━━ ENTRIES PROVIDED ━━

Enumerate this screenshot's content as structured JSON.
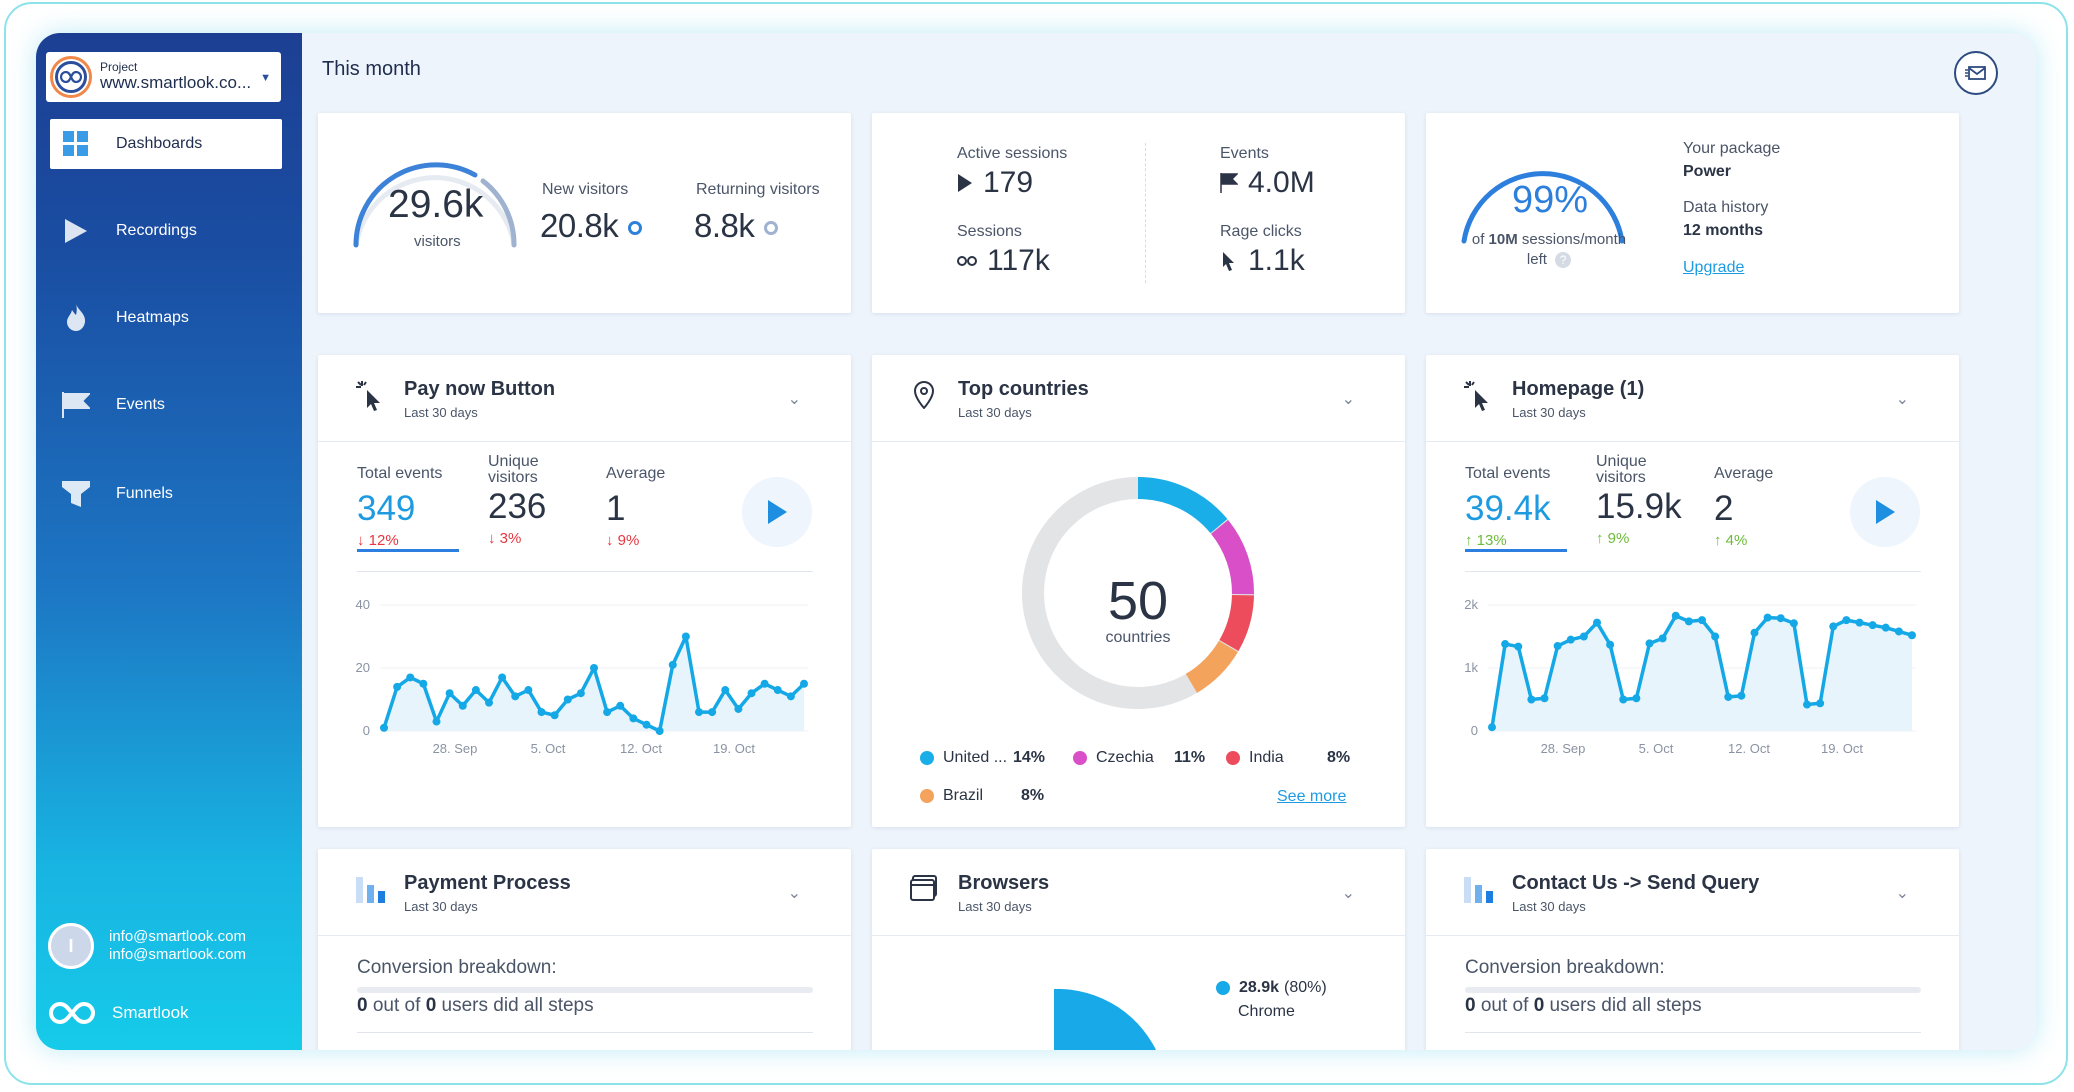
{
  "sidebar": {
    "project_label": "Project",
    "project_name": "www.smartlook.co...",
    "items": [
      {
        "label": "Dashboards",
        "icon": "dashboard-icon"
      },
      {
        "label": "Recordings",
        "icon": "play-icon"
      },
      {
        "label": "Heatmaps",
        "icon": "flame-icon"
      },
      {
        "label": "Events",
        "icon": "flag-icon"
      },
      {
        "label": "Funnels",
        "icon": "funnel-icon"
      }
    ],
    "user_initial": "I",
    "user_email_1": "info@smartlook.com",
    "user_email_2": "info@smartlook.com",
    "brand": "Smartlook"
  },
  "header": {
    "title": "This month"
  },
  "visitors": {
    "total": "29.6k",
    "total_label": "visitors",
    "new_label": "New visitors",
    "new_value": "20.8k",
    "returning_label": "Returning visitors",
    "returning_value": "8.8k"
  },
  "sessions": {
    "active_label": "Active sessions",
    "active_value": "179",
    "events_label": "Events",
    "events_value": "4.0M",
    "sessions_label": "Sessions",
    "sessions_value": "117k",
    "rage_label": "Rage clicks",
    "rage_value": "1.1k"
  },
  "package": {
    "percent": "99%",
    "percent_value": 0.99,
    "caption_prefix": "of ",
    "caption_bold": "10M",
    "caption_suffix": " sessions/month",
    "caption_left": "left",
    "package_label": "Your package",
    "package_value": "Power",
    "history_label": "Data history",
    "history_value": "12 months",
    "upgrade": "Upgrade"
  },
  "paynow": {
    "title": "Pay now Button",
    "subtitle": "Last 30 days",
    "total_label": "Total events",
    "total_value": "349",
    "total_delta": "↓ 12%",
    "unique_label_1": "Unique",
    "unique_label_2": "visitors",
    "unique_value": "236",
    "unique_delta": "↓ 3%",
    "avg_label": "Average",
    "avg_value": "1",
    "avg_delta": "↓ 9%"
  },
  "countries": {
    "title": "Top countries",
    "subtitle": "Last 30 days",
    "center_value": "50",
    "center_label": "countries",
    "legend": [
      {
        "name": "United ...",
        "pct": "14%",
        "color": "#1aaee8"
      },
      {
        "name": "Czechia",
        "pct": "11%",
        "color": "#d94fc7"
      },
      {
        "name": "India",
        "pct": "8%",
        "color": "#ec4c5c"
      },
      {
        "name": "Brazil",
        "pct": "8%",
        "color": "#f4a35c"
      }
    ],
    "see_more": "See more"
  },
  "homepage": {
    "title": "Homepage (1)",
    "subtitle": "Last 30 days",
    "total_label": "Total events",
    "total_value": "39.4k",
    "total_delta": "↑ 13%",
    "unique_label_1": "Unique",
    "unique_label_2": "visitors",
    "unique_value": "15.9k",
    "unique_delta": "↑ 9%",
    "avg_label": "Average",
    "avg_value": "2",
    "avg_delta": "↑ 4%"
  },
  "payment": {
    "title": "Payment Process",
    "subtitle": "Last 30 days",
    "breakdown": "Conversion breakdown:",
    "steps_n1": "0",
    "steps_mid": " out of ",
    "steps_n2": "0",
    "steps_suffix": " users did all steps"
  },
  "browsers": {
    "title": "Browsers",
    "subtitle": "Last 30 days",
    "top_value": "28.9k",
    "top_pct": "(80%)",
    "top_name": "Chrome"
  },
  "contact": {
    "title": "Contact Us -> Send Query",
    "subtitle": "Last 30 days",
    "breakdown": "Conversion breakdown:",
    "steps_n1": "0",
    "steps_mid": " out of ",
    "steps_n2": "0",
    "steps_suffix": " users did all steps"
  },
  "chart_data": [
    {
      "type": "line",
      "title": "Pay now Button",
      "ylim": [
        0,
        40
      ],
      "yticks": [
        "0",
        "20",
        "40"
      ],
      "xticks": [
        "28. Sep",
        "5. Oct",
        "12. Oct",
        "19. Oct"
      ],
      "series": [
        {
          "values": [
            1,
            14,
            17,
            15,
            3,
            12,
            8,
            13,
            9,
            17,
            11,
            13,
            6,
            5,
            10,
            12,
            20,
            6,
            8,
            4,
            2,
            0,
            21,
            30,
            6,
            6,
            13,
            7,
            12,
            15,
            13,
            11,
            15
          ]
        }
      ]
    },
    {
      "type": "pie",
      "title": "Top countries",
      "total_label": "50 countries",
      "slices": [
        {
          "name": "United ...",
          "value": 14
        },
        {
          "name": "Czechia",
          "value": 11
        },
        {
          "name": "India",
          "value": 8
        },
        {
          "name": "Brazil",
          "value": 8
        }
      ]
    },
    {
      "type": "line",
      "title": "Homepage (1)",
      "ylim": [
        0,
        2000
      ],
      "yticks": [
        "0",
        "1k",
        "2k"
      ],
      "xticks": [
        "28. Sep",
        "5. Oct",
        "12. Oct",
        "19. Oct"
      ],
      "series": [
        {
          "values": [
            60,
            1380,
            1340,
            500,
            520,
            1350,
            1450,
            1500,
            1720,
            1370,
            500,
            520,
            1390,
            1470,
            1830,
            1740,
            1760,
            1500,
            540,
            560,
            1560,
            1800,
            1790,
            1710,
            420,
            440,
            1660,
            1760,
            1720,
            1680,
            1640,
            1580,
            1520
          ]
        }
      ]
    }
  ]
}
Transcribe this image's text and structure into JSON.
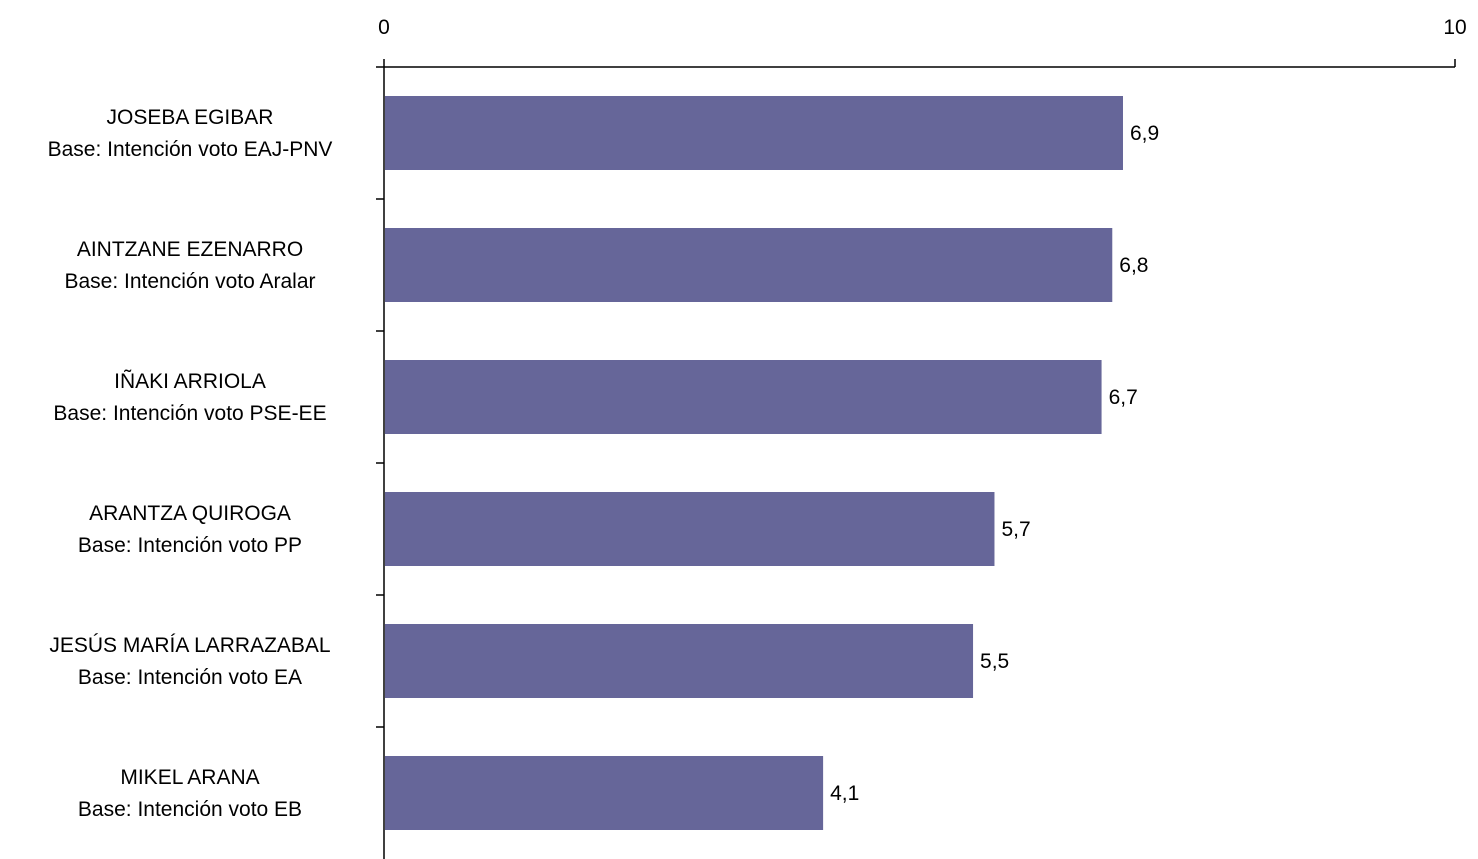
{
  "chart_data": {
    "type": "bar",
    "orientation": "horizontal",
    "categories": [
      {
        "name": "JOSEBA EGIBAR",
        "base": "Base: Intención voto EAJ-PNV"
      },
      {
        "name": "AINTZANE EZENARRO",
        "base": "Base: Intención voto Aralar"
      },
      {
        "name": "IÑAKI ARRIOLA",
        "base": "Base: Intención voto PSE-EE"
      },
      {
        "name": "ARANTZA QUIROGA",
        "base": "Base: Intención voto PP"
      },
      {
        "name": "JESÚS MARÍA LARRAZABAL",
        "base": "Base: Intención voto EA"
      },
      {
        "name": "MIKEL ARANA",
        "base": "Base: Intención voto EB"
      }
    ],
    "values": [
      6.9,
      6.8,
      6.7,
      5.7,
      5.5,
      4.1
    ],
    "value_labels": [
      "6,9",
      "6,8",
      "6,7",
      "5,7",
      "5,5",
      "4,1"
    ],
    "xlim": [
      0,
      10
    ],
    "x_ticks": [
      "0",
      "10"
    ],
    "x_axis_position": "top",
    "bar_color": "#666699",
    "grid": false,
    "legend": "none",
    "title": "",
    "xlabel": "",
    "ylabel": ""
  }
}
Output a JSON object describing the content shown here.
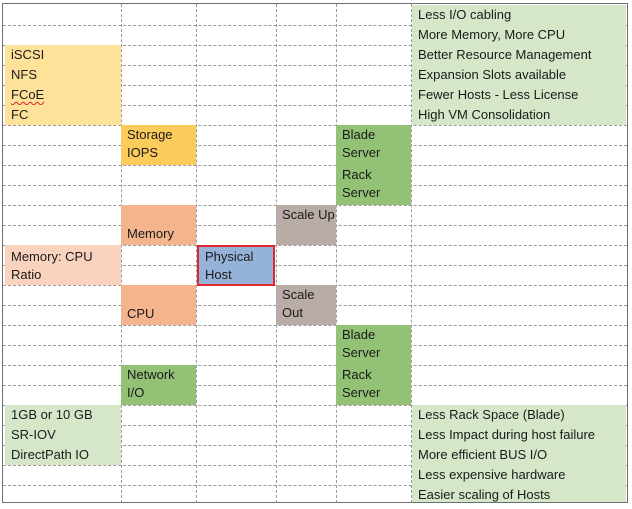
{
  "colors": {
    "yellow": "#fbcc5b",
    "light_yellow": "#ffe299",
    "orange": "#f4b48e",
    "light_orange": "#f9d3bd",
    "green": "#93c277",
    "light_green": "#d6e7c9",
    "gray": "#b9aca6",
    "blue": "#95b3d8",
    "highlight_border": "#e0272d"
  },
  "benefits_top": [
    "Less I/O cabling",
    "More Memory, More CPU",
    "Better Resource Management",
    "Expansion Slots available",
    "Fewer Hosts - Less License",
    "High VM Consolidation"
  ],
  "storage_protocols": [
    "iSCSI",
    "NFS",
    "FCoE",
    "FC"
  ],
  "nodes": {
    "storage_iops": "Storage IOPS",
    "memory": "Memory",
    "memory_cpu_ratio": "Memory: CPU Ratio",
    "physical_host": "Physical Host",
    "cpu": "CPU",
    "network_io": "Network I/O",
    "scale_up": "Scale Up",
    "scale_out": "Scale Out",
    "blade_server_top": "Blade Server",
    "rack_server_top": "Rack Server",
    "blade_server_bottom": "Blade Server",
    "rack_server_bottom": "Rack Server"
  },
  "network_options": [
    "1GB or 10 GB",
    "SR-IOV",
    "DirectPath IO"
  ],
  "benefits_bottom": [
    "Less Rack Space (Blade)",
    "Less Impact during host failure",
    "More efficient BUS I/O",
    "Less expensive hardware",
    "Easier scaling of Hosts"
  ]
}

━━━

Check each line of the records for the word "Rack", and show the lines that contain it.

◆ SOLUTION TO THIS EXERCISE
    "rack_server_top": "Rack Server",
    "rack_server_bottom": "Rack Server"
    "Less Rack Space (Blade)",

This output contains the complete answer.